» What you will do:
The records below hold pictures; please leave those out and retype the rest exactly.

» Record excerpts:
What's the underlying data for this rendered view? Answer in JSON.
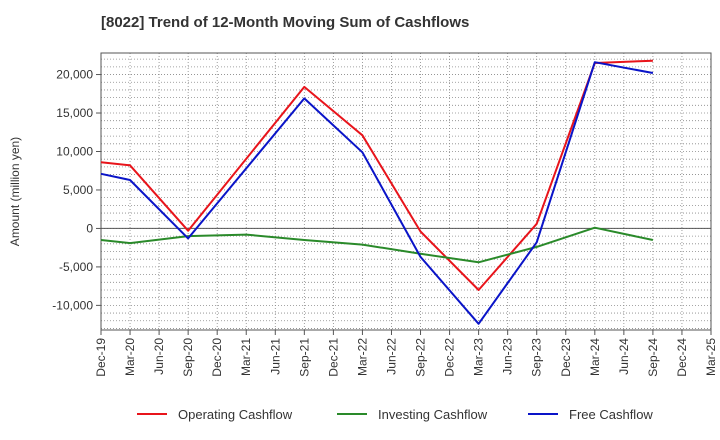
{
  "chart_data": {
    "type": "line",
    "title": "[8022]  Trend of 12-Month Moving Sum of Cashflows",
    "ylabel": "Amount (million yen)",
    "xlabel": "",
    "categories": [
      "Dec-19",
      "Mar-20",
      "Jun-20",
      "Sep-20",
      "Dec-20",
      "Mar-21",
      "Jun-21",
      "Sep-21",
      "Dec-21",
      "Mar-22",
      "Jun-22",
      "Sep-22",
      "Dec-22",
      "Mar-23",
      "Jun-23",
      "Sep-23",
      "Dec-23",
      "Mar-24",
      "Jun-24",
      "Sep-24",
      "Dec-24",
      "Mar-25"
    ],
    "ylim": [
      -13200,
      22800
    ],
    "yticks": [
      -10000,
      -5000,
      0,
      5000,
      10000,
      15000,
      20000
    ],
    "ytick_labels": [
      "-10,000",
      "-5,000",
      "0",
      "5,000",
      "10,000",
      "15,000",
      "20,000"
    ],
    "grid": true,
    "legend_position": "bottom",
    "series": [
      {
        "name": "Operating Cashflow",
        "color": "#e8141b",
        "values": [
          8600,
          8200,
          null,
          -300,
          null,
          null,
          null,
          18400,
          null,
          12100,
          null,
          -400,
          null,
          -8000,
          null,
          600,
          null,
          21500,
          null,
          21800,
          null,
          null
        ]
      },
      {
        "name": "Investing Cashflow",
        "color": "#2a8a2a",
        "values": [
          -1500,
          -1900,
          null,
          -1000,
          null,
          -800,
          null,
          -1500,
          null,
          -2100,
          null,
          -3300,
          null,
          -4400,
          null,
          -2400,
          null,
          100,
          null,
          -1500,
          null,
          null
        ]
      },
      {
        "name": "Free Cashflow",
        "color": "#0a14c8",
        "values": [
          7100,
          6300,
          null,
          -1300,
          null,
          null,
          null,
          16900,
          null,
          9900,
          null,
          -3700,
          null,
          -12400,
          null,
          -1800,
          null,
          21600,
          null,
          20200,
          null,
          null
        ]
      }
    ]
  }
}
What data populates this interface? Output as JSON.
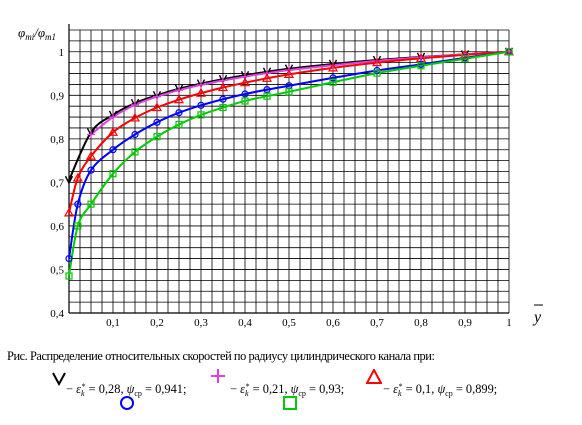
{
  "chart_data": {
    "type": "line",
    "ylabel": "φmi/φm1",
    "xlabel": "y",
    "xlim": [
      0,
      1
    ],
    "ylim": [
      0.4,
      1.05
    ],
    "x_ticks": [
      "0,1",
      "0,2",
      "0,3",
      "0,4",
      "0,5",
      "0,6",
      "0,7",
      "0,8",
      "0,9",
      "1"
    ],
    "y_ticks": [
      "0,4",
      "0,5",
      "0,6",
      "0,7",
      "0,8",
      "0,9",
      "1"
    ],
    "grid": true,
    "series": [
      {
        "marker": "v",
        "color": "#000000",
        "x": [
          0.0,
          0.05,
          0.1,
          0.15,
          0.2,
          0.25,
          0.3,
          0.35,
          0.4,
          0.45,
          0.5,
          0.6,
          0.7,
          0.8,
          0.9,
          1.0
        ],
        "y": [
          0.705,
          0.815,
          0.855,
          0.882,
          0.9,
          0.915,
          0.927,
          0.937,
          0.946,
          0.954,
          0.961,
          0.972,
          0.981,
          0.988,
          0.994,
          1.0
        ]
      },
      {
        "marker": "+",
        "color": "#e040e0",
        "x": [
          0.05,
          0.1,
          0.15,
          0.2,
          0.25,
          0.3,
          0.35,
          0.4,
          0.45,
          0.5,
          0.6,
          0.7,
          0.8,
          0.9,
          1.0
        ],
        "y": [
          0.81,
          0.85,
          0.878,
          0.897,
          0.912,
          0.924,
          0.934,
          0.943,
          0.951,
          0.958,
          0.969,
          0.979,
          0.987,
          0.994,
          1.0
        ]
      },
      {
        "marker": "^",
        "color": "#ff0000",
        "x": [
          0.0,
          0.02,
          0.05,
          0.1,
          0.15,
          0.2,
          0.25,
          0.3,
          0.35,
          0.4,
          0.45,
          0.5,
          0.6,
          0.7,
          0.8,
          0.9,
          1.0
        ],
        "y": [
          0.63,
          0.71,
          0.76,
          0.815,
          0.848,
          0.872,
          0.89,
          0.905,
          0.918,
          0.929,
          0.939,
          0.948,
          0.963,
          0.975,
          0.985,
          0.993,
          1.0
        ]
      },
      {
        "marker": "o",
        "color": "#0000ff",
        "x": [
          0.0,
          0.02,
          0.05,
          0.1,
          0.15,
          0.2,
          0.25,
          0.3,
          0.35,
          0.4,
          0.45,
          0.5,
          0.6,
          0.7,
          0.8,
          0.9,
          1.0
        ],
        "y": [
          0.525,
          0.65,
          0.728,
          0.775,
          0.81,
          0.838,
          0.86,
          0.877,
          0.891,
          0.903,
          0.913,
          0.922,
          0.94,
          0.957,
          0.971,
          0.986,
          1.0
        ]
      },
      {
        "marker": "s",
        "color": "#00cc00",
        "x": [
          0.0,
          0.02,
          0.05,
          0.1,
          0.15,
          0.2,
          0.25,
          0.3,
          0.35,
          0.4,
          0.45,
          0.5,
          0.6,
          0.7,
          0.8,
          0.9,
          1.0
        ],
        "y": [
          0.485,
          0.6,
          0.65,
          0.72,
          0.77,
          0.805,
          0.833,
          0.855,
          0.872,
          0.887,
          0.898,
          0.908,
          0.93,
          0.951,
          0.968,
          0.984,
          1.0
        ]
      }
    ]
  },
  "caption": "Рис. Распределение относительных скоростей по радиусу цилиндрического канала при:",
  "legend": [
    {
      "eps": "0,28",
      "psi": "0,941"
    },
    {
      "eps": "0,21",
      "psi": "0,93"
    },
    {
      "eps": "0,1",
      "psi": "0,899"
    }
  ],
  "legend_symbols": {
    "dash": "−",
    "eps_sym": "ε",
    "eps_sub": "k",
    "eps_sup": "*",
    "psi_sym": "ψ",
    "psi_sub": "ср",
    "sep": ";"
  }
}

» Task solution:
What's the underlying data for this rendered view? Answer in JSON.
{
  "chart_data": {
    "type": "line",
    "title": "[8022]  Trend of 12-Month Moving Sum of Cashflows",
    "ylabel": "Amount (million yen)",
    "xlabel": "",
    "categories": [
      "Dec-19",
      "Mar-20",
      "Jun-20",
      "Sep-20",
      "Dec-20",
      "Mar-21",
      "Jun-21",
      "Sep-21",
      "Dec-21",
      "Mar-22",
      "Jun-22",
      "Sep-22",
      "Dec-22",
      "Mar-23",
      "Jun-23",
      "Sep-23",
      "Dec-23",
      "Mar-24",
      "Jun-24",
      "Sep-24",
      "Dec-24",
      "Mar-25"
    ],
    "ylim": [
      -13200,
      22800
    ],
    "yticks": [
      -10000,
      -5000,
      0,
      5000,
      10000,
      15000,
      20000
    ],
    "ytick_labels": [
      "-10,000",
      "-5,000",
      "0",
      "5,000",
      "10,000",
      "15,000",
      "20,000"
    ],
    "grid": true,
    "legend_position": "bottom",
    "series": [
      {
        "name": "Operating Cashflow",
        "color": "#e8141b",
        "values": [
          8600,
          8200,
          null,
          -300,
          null,
          null,
          null,
          18400,
          null,
          12100,
          null,
          -400,
          null,
          -8000,
          null,
          600,
          null,
          21500,
          null,
          21800,
          null,
          null
        ]
      },
      {
        "name": "Investing Cashflow",
        "color": "#2a8a2a",
        "values": [
          -1500,
          -1900,
          null,
          -1000,
          null,
          -800,
          null,
          -1500,
          null,
          -2100,
          null,
          -3300,
          null,
          -4400,
          null,
          -2400,
          null,
          100,
          null,
          -1500,
          null,
          null
        ]
      },
      {
        "name": "Free Cashflow",
        "color": "#0a14c8",
        "values": [
          7100,
          6300,
          null,
          -1300,
          null,
          null,
          null,
          16900,
          null,
          9900,
          null,
          -3700,
          null,
          -12400,
          null,
          -1800,
          null,
          21600,
          null,
          20200,
          null,
          null
        ]
      }
    ]
  }
}
What data populates this interface? Output as JSON.
{
  "chart_data": {
    "type": "line",
    "ylabel": "φmi/φm1",
    "xlabel": "y",
    "xlim": [
      0,
      1
    ],
    "ylim": [
      0.4,
      1.05
    ],
    "x_ticks": [
      "0,1",
      "0,2",
      "0,3",
      "0,4",
      "0,5",
      "0,6",
      "0,7",
      "0,8",
      "0,9",
      "1"
    ],
    "y_ticks": [
      "0,4",
      "0,5",
      "0,6",
      "0,7",
      "0,8",
      "0,9",
      "1"
    ],
    "grid": true,
    "series": [
      {
        "marker": "v",
        "color": "#000000",
        "x": [
          0.0,
          0.05,
          0.1,
          0.15,
          0.2,
          0.25,
          0.3,
          0.35,
          0.4,
          0.45,
          0.5,
          0.6,
          0.7,
          0.8,
          0.9,
          1.0
        ],
        "y": [
          0.705,
          0.815,
          0.855,
          0.882,
          0.9,
          0.915,
          0.927,
          0.937,
          0.946,
          0.954,
          0.961,
          0.972,
          0.981,
          0.988,
          0.994,
          1.0
        ]
      },
      {
        "marker": "+",
        "color": "#e040e0",
        "x": [
          0.05,
          0.1,
          0.15,
          0.2,
          0.25,
          0.3,
          0.35,
          0.4,
          0.45,
          0.5,
          0.6,
          0.7,
          0.8,
          0.9,
          1.0
        ],
        "y": [
          0.81,
          0.85,
          0.878,
          0.897,
          0.912,
          0.924,
          0.934,
          0.943,
          0.951,
          0.958,
          0.969,
          0.979,
          0.987,
          0.994,
          1.0
        ]
      },
      {
        "marker": "^",
        "color": "#ff0000",
        "x": [
          0.0,
          0.02,
          0.05,
          0.1,
          0.15,
          0.2,
          0.25,
          0.3,
          0.35,
          0.4,
          0.45,
          0.5,
          0.6,
          0.7,
          0.8,
          0.9,
          1.0
        ],
        "y": [
          0.63,
          0.71,
          0.76,
          0.815,
          0.848,
          0.872,
          0.89,
          0.905,
          0.918,
          0.929,
          0.939,
          0.948,
          0.963,
          0.975,
          0.985,
          0.993,
          1.0
        ]
      },
      {
        "marker": "o",
        "color": "#0000ff",
        "x": [
          0.0,
          0.02,
          0.05,
          0.1,
          0.15,
          0.2,
          0.25,
          0.3,
          0.35,
          0.4,
          0.45,
          0.5,
          0.6,
          0.7,
          0.8,
          0.9,
          1.0
        ],
        "y": [
          0.525,
          0.65,
          0.728,
          0.775,
          0.81,
          0.838,
          0.86,
          0.877,
          0.891,
          0.903,
          0.913,
          0.922,
          0.94,
          0.957,
          0.971,
          0.986,
          1.0
        ]
      },
      {
        "marker": "s",
        "color": "#00cc00",
        "x": [
          0.0,
          0.02,
          0.05,
          0.1,
          0.15,
          0.2,
          0.25,
          0.3,
          0.35,
          0.4,
          0.45,
          0.5,
          0.6,
          0.7,
          0.8,
          0.9,
          1.0
        ],
        "y": [
          0.485,
          0.6,
          0.65,
          0.72,
          0.77,
          0.805,
          0.833,
          0.855,
          0.872,
          0.887,
          0.898,
          0.908,
          0.93,
          0.951,
          0.968,
          0.984,
          1.0
        ]
      }
    ]
  },
  "caption": "Рис. Распределение относительных скоростей по радиусу цилиндрического канала при:",
  "legend": [
    {
      "eps": "0,28",
      "psi": "0,941"
    },
    {
      "eps": "0,21",
      "psi": "0,93"
    },
    {
      "eps": "0,1",
      "psi": "0,899"
    }
  ],
  "legend_symbols": {
    "dash": "−",
    "eps_sym": "ε",
    "eps_sub": "k",
    "eps_sup": "*",
    "psi_sym": "ψ",
    "psi_sub": "ср",
    "sep": ";"
  }
}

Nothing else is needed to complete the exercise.